### TO BE DONE
Lines containing the string "Matcher" are to be counted; report the number and nothing more.

-- begin STORED RECORDS --

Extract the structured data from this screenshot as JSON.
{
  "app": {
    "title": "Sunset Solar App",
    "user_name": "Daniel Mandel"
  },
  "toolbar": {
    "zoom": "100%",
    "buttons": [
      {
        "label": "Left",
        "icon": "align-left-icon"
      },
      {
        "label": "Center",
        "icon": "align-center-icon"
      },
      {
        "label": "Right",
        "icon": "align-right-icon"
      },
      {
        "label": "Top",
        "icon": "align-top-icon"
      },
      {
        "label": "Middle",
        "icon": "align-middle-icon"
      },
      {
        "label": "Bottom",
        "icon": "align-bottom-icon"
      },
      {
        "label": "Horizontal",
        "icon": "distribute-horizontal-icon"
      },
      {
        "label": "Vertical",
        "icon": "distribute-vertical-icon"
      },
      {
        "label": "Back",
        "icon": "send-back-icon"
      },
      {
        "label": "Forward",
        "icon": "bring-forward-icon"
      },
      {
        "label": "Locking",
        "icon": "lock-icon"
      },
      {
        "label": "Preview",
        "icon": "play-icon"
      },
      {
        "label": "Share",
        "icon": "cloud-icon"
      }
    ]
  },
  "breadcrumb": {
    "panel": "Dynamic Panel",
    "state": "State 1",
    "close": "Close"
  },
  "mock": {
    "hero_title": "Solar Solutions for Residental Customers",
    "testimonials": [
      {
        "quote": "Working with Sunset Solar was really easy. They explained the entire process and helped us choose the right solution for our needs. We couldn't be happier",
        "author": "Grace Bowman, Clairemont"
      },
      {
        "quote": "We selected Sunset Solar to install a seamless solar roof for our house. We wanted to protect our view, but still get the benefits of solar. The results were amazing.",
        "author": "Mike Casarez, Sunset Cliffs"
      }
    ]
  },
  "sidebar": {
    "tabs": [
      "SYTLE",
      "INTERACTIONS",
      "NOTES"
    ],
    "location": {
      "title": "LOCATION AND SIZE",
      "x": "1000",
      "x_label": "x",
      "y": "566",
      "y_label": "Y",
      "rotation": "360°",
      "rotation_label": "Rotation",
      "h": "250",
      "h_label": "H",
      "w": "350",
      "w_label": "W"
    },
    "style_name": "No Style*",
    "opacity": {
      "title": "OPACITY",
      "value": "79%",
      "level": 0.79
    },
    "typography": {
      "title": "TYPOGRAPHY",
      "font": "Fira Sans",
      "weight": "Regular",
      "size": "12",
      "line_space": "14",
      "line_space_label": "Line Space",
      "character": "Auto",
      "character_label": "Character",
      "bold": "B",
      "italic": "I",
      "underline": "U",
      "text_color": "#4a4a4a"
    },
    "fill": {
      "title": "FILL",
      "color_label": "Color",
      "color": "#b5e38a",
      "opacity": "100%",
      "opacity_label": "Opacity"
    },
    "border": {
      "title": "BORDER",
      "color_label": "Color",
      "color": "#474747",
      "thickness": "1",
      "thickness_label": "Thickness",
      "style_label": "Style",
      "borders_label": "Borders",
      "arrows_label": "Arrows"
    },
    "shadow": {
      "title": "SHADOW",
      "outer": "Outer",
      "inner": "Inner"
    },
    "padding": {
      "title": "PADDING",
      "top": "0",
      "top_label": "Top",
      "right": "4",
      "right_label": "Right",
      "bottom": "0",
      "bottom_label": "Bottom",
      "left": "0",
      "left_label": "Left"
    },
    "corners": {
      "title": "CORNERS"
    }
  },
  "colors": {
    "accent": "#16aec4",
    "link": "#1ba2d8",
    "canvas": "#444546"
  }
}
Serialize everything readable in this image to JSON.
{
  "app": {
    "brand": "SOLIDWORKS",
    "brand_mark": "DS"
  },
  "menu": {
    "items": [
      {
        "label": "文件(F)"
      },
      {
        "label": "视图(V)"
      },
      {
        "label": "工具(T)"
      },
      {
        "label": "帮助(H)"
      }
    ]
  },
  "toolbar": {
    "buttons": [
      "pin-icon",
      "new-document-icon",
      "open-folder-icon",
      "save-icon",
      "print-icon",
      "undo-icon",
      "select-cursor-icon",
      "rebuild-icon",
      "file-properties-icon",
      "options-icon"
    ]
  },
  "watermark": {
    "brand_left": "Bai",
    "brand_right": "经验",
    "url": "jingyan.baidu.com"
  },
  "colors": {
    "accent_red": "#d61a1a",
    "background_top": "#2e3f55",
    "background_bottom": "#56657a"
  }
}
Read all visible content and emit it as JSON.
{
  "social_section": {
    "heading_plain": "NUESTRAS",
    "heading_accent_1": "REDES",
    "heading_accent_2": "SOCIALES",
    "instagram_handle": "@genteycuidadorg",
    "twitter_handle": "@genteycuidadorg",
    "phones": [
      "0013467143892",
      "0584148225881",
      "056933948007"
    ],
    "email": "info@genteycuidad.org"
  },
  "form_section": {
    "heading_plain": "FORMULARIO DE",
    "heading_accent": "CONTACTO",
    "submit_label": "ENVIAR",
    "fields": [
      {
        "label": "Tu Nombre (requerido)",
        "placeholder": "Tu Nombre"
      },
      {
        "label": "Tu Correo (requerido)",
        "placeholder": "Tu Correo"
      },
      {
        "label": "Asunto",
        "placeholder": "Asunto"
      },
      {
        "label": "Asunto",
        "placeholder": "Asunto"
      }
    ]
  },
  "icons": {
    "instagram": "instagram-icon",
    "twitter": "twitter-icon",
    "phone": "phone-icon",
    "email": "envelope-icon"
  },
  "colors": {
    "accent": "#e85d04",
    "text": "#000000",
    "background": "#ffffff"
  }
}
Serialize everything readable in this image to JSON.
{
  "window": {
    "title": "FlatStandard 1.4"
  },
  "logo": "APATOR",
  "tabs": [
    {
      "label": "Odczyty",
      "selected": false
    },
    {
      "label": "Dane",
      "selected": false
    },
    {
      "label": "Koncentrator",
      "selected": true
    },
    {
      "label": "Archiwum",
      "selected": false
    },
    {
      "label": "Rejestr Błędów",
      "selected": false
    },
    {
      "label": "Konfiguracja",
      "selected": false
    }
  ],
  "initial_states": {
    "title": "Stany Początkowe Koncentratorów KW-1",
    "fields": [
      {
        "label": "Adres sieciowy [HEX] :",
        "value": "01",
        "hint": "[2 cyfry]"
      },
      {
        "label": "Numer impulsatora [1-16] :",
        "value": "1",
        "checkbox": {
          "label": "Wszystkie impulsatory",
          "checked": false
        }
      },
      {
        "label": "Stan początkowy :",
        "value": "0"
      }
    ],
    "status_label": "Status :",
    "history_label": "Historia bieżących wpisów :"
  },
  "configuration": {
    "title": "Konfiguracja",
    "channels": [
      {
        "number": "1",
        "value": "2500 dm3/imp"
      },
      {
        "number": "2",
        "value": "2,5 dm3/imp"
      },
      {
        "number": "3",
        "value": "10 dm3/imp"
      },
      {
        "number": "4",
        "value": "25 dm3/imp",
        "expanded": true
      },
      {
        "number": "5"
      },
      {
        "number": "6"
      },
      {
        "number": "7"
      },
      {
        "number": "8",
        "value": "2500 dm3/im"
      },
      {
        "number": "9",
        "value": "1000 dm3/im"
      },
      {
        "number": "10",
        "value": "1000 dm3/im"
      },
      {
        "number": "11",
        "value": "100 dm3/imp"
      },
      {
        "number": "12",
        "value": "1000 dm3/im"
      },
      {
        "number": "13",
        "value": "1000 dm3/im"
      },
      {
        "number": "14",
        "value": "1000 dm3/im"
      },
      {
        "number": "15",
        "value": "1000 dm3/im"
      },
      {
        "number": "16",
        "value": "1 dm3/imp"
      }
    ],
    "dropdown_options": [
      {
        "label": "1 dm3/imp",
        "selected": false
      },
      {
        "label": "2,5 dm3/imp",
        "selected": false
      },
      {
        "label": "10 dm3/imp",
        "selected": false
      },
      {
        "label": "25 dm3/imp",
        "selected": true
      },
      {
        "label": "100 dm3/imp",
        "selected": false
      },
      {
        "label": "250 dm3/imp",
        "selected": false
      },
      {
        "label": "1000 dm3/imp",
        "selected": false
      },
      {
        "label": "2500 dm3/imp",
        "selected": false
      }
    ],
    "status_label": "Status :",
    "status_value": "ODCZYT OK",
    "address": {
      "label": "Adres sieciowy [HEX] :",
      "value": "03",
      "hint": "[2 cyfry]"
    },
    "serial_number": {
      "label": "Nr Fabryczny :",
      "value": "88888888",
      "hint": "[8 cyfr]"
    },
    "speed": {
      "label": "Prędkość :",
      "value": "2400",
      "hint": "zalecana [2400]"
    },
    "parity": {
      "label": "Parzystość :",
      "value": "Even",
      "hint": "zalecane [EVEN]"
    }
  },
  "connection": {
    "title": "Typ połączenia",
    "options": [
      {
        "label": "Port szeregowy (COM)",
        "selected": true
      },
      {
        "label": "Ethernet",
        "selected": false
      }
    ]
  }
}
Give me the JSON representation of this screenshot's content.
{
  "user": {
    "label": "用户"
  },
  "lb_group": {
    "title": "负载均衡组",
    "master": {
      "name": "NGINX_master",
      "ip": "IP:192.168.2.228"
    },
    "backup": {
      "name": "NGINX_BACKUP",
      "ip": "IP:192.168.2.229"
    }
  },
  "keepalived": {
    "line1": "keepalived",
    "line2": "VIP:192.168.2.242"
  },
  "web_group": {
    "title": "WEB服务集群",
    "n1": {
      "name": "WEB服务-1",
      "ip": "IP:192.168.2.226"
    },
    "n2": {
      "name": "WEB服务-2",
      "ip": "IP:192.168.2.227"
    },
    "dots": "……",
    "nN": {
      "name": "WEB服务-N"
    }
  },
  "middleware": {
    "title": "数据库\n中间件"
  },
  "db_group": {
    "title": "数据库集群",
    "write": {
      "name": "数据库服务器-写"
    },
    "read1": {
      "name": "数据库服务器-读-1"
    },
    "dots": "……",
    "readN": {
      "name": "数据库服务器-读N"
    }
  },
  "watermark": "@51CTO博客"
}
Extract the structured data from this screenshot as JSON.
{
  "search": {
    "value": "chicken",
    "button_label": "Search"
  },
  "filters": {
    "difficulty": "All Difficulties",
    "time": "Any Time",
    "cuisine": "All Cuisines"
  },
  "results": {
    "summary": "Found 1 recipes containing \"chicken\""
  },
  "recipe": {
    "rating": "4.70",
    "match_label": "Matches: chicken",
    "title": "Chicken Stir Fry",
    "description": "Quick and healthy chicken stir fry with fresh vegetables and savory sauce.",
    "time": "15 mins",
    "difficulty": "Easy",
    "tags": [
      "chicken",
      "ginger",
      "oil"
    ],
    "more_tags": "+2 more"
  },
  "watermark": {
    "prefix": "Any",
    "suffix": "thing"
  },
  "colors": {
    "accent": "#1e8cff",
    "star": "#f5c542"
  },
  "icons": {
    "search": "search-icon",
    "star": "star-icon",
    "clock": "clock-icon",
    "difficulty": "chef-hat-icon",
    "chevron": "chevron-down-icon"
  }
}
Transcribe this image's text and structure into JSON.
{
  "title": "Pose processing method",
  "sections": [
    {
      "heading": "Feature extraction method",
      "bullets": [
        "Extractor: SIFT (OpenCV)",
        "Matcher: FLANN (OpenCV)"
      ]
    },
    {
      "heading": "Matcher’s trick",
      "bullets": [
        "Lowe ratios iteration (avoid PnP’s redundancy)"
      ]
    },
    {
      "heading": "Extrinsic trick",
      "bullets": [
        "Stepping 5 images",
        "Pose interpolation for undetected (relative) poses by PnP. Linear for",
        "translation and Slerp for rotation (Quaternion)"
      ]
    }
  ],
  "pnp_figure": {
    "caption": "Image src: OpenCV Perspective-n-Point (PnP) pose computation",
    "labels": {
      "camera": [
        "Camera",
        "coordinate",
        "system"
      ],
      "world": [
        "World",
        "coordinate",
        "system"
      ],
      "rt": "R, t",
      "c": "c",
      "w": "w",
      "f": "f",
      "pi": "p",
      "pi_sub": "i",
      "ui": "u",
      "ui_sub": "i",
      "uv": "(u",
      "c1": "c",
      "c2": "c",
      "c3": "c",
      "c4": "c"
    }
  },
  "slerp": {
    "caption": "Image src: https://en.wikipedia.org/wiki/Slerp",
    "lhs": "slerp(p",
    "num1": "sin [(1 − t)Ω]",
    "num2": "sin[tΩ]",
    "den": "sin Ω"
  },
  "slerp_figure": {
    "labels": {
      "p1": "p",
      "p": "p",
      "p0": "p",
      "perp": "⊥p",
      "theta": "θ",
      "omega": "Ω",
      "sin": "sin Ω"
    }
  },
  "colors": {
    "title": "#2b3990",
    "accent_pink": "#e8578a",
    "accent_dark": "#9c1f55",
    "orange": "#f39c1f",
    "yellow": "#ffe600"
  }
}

-- end STORED RECORDS --

### TASK ANSWER
2